### Instructions to follow:
Give back the entire listing verbatim.

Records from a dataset
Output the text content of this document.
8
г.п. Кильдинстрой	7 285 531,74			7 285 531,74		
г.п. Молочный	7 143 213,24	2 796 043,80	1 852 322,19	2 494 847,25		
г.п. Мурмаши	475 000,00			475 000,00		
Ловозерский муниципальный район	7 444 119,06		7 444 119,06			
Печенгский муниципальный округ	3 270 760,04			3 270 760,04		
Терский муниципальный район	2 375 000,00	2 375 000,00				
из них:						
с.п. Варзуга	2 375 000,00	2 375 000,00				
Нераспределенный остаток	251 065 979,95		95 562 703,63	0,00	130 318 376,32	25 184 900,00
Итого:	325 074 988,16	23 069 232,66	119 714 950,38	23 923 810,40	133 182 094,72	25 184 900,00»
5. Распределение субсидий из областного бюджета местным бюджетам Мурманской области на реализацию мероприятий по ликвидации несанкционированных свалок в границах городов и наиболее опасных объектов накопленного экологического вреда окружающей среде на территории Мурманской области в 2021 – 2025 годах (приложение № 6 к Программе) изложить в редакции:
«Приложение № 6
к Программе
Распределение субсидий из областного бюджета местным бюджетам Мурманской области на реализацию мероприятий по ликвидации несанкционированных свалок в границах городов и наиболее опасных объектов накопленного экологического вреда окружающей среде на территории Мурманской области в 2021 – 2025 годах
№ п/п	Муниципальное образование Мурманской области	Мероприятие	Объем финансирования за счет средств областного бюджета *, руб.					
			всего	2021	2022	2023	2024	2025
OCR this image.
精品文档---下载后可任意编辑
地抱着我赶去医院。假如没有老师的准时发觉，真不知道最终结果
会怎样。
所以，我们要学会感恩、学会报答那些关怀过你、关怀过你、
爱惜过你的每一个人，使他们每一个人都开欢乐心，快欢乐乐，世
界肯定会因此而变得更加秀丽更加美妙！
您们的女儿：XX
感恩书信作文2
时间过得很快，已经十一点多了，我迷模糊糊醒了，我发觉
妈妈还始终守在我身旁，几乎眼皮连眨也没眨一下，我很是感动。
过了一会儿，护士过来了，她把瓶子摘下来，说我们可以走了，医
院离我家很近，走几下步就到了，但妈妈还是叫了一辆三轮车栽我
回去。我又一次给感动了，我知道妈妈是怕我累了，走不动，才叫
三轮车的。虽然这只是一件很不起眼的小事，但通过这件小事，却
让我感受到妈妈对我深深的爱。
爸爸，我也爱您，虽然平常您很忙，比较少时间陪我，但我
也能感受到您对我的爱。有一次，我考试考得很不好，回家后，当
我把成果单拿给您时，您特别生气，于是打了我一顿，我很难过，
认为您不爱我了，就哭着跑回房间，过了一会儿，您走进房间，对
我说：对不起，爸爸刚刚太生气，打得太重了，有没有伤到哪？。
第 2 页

### Answer to the task:
Output the text content of this document.
8
г.п. Кильдинстрой	7 285 531,74			7 285 531,74		
г.п. Молочный	7 143 213,24	2 796 043,80	1 852 322,19	2 494 847,25		
г.п. Мурмаши	475 000,00			475 000,00		
Ловозерский муниципальный район	7 444 119,06		7 444 119,06			
Печенгский муниципальный округ	3 270 760,04			3 270 760,04		
Терский муниципальный район	2 375 000,00	2 375 000,00				
из них:						
с.п. Варзуга	2 375 000,00	2 375 000,00				
Нераспределенный остаток	251 065 979,95		95 562 703,63	0,00	130 318 376,32	25 184 900,00
Итого:	325 074 988,16	23 069 232,66	119 714 950,38	23 923 810,40	133 182 094,72	25 184 900,00»
5. Распределение субсидий из областного бюджета местным бюджетам Мурманской области на реализацию мероприятий по ликвидации несанкционированных свалок в границах городов и наиболее опасных объектов накопленного экологического вреда окружающей среде на территории Мурманской области в 2021 – 2025 годах (приложение № 6 к Программе) изложить в редакции:
«Приложение № 6
к Программе
Распределение субсидий из областного бюджета местным бюджетам Мурманской области на реализацию мероприятий по ликвидации несанкционированных свалок в границах городов и наиболее опасных объектов накопленного экологического вреда окружающей среде на территории Мурманской области в 2021 – 2025 годах
№ п/п	Муниципальное образование Мурманской области	Мероприятие	Объем финансирования за счет средств областного бюджета *, руб.					
			всего	2021	2022	2023	2024	2025
OCR this image.
精品文档---下载后可任意编辑
地抱着我赶去医院。假如没有老师的准时发觉，真不知道最终结果
会怎样。
所以，我们要学会感恩、学会报答那些关怀过你、关怀过你、
爱惜过你的每一个人，使他们每一个人都开欢乐心，快欢乐乐，世
界肯定会因此而变得更加秀丽更加美妙！
您们的女儿：XX
感恩书信作文2
时间过得很快，已经十一点多了，我迷模糊糊醒了，我发觉
妈妈还始终守在我身旁，几乎眼皮连眨也没眨一下，我很是感动。
过了一会儿，护士过来了，她把瓶子摘下来，说我们可以走了，医
院离我家很近，走几下步就到了，但妈妈还是叫了一辆三轮车栽我
回去。我又一次给感动了，我知道妈妈是怕我累了，走不动，才叫
三轮车的。虽然这只是一件很不起眼的小事，但通过这件小事，却
让我感受到妈妈对我深深的爱。
爸爸，我也爱您，虽然平常您很忙，比较少时间陪我，但我
也能感受到您对我的爱。有一次，我考试考得很不好，回家后，当
我把成果单拿给您时，您特别生气，于是打了我一顿，我很难过，
认为您不爱我了，就哭着跑回房间，过了一会儿，您走进房间，对
我说：对不起，爸爸刚刚太生气，打得太重了，有没有伤到哪？。
第 2 页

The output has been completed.